Kamis, 29 Desember 2016

KAMI YANG MEMUJA ANGKA


Angka bagi mahasiswa merupakan sebuah hal yang penting dalam sebuah proses perkuliahan. Seringkali angka juga menjadi sebuah pembunuh yang sangat efektif dan bertujuan untuk membunuh karakter kritis, peduli, dan berani dalam menuntut sebuah keadilan. Bukan hanya sebuah alat untuk membunuh karakter mahasiswa, angka juga dapat menjadi sebuah alat penanaman pemikiran tentang materialisme. Materialisme adalah sebuah paham yang mengakui adanya wujud nyata (kebendaan) dan menolak adanya paham tentang nonbenda (metafisik). Berdasarkan penjelasan tersebut, penulis tidak hanya mengartikan bahwa materialisme merupakan paham yang menekankan kebendaan (harta), akan tetapi juga nilai dan waktu.

SOAL LATIHAN 1 →
Tentukan apakah setiap pernyataan berikut sesuai dengan teks tentang angka bagi mahasiswa. Jawab ya atau tidak untuk masing-masing, lalu kutip kata-kata teks yang menjadi penentunya.
(a) Materialisme menolak adanya paham tentang nonbenda.
(b) Penulis mengartikan materialisme semata-mata sebagai paham yang menekankan harta.
(c) Angka disebut dapat membunuh karakter kritis mahasiswa.
SOAL LATIHAN 2 → Menurut teks tentang angka bagi mahasiswa, selain sebagai alat untuk membunuh karakter mahasiswa, angka juga dapat menjadi alat apa?
SOAL LATIHAN 3 → Teruskan teks tentang angka bagi mahasiswa, dimulai sesudah kalimat terakhirnya.
Butir-butir yang ada di sini merupakan bahan tersendiri, terpisah dari teks tentang angka bagi mahasiswa.

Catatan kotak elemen
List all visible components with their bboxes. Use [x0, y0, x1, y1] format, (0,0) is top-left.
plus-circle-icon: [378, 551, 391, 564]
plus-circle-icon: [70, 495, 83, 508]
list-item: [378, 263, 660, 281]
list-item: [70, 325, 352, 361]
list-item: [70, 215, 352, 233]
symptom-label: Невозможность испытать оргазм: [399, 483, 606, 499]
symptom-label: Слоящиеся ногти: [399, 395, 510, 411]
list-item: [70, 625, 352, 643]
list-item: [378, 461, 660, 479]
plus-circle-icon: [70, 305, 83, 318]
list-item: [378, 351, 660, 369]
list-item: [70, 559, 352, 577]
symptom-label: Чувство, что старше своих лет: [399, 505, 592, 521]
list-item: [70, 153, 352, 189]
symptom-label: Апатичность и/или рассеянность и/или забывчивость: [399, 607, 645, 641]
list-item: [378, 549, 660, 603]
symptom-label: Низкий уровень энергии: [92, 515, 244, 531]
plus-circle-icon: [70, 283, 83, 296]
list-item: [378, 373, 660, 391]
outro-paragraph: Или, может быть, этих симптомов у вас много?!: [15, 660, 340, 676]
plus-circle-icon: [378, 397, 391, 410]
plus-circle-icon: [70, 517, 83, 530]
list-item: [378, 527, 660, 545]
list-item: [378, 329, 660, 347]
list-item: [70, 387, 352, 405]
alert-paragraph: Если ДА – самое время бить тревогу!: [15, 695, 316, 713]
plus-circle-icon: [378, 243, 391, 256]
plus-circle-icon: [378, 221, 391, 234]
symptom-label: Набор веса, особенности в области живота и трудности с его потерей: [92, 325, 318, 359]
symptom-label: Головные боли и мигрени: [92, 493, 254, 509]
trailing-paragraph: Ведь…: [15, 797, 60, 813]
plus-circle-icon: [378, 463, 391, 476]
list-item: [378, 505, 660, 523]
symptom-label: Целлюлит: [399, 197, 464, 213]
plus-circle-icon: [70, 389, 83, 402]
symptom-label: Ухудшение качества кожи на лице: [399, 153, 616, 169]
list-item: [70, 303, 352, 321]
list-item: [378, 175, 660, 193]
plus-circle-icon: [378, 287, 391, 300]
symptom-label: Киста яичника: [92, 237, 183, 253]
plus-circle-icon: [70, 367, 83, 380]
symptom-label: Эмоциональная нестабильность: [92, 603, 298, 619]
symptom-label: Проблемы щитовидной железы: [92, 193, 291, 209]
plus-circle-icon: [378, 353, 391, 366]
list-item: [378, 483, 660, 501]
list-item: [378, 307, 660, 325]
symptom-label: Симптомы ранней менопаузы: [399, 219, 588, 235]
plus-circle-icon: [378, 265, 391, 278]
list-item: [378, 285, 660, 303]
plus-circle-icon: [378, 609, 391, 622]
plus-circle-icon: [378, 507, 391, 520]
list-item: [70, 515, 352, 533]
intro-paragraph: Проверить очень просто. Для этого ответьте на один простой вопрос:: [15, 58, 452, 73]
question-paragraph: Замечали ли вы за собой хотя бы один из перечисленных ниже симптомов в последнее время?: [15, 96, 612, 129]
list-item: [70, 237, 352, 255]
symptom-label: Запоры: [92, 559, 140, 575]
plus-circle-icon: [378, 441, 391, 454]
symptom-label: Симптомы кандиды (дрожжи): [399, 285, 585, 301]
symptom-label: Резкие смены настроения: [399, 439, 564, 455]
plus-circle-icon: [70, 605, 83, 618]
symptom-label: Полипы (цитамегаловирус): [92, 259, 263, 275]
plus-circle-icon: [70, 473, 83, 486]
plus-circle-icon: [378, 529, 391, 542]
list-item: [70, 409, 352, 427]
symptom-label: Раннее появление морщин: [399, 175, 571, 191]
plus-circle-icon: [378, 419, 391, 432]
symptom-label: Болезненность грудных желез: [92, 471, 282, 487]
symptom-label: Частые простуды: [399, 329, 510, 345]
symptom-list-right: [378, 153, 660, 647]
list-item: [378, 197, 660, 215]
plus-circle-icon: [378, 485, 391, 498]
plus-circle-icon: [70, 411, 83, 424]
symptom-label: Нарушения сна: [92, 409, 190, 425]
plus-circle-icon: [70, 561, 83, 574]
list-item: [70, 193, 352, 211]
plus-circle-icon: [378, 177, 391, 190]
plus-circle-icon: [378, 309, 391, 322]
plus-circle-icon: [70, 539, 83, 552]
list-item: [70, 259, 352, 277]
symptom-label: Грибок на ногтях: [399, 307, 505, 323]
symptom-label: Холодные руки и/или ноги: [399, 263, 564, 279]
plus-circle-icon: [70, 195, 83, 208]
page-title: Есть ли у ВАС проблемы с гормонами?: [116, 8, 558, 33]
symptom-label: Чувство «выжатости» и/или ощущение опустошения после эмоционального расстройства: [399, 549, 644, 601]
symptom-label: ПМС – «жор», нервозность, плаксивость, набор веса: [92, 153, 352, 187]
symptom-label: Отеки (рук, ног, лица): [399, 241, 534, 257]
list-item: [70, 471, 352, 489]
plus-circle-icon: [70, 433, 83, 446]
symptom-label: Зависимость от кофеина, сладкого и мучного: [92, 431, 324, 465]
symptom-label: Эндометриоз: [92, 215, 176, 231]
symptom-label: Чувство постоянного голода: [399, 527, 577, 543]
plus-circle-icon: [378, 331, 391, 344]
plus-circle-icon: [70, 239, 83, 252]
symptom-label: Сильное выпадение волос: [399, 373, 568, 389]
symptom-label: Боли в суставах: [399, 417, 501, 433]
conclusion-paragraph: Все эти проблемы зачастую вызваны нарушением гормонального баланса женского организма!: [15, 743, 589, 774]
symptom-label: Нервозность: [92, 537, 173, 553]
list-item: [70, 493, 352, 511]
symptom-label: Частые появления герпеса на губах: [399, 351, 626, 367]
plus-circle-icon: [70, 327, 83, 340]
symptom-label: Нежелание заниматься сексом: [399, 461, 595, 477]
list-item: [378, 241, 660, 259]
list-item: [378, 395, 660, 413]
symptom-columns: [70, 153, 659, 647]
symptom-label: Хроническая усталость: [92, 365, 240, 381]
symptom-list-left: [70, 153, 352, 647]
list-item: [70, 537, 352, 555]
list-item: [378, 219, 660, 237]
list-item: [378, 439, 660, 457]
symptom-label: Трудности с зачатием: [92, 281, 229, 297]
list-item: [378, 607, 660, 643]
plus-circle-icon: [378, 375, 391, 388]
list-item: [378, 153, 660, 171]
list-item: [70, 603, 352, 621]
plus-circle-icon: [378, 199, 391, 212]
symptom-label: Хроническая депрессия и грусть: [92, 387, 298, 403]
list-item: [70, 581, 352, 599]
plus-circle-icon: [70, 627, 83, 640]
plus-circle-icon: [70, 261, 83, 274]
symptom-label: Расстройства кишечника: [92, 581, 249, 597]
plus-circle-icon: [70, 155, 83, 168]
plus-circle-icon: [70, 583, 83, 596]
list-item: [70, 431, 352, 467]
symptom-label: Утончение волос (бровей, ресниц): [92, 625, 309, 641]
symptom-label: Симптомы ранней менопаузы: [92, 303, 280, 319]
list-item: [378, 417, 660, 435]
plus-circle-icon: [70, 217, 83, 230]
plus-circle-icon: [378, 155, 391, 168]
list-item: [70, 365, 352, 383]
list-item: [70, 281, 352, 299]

JAWABAN LATIHAN 1 →
(a) Ya: "menolak adanya paham tentang nonbenda (metafisik)".
(b) Tidak: "penulis tidak hanya mengartikan bahwa materialisme merupakan paham yang menekankan kebendaan (harta), akan tetapi juga nilai dan waktu".
(c) Ya: "bertujuan untuk membunuh karakter kritis, peduli, dan berani dalam menuntut sebuah keadilan".

JAWABAN LATIHAN 2 → Alat penanaman pemikiran tentang materialisme.

JAWABAN LATIHAN 3 →
Angka yang digunakan untuk membunuh karakter mahasiswa dapat dilihat ketika mahasiswa menghadapi sebuah keadaan. Keadaan itu dapat kita lihat ketika mahasiswa dihadapkan dalam sebuah kondisi yang menuntutnya mengambil sikap. Mahasiswa dihadapkan dalam sebuah kondisi dimana seorang dosen telah bersepakat bersama-sama hadir diruang perkuliahan tepat pada pukul 07.30. Akan tetapi dosen tersebut tidak dapat hadir dan baru bisa hadir sekitar pukul 08.00 dan hal itu merupakan sebuah kebiasaan dosen tersebut.
Dosen yang tidak konsisten dengan kesepakatan tersebut membuat banyak mahasiswa yang tidak hormat kepadanya, akan tetapi kebanyakan dari mereka dibungkam. Mereka dibungkam dengan angka, angka yang menjadi sebuah hal yang sangat penting bagi mereka. Angka inilah yang kemudian penulis sebut sebagai sebuah alat untuk membunuh karakter mahasiswa. Mahasiswa sebenarnya paham bahwa yang dilakukan oleh dosen tersebut adalah sebuah kesalahan dan perlu diingatkan. Akan tetapi mereka tidak memiliki keberanian mengatakannya karena angka. Pernahkah pembaca mengalami hal ini? Jika pernah maka bangkitlah dari ketakutan dan katakan pada sebuah kebenaran. Mari sedikit kita melihat perjalanan bangsa kita yang dilahirkan oleh orang-orang yang dibunuh karakternya.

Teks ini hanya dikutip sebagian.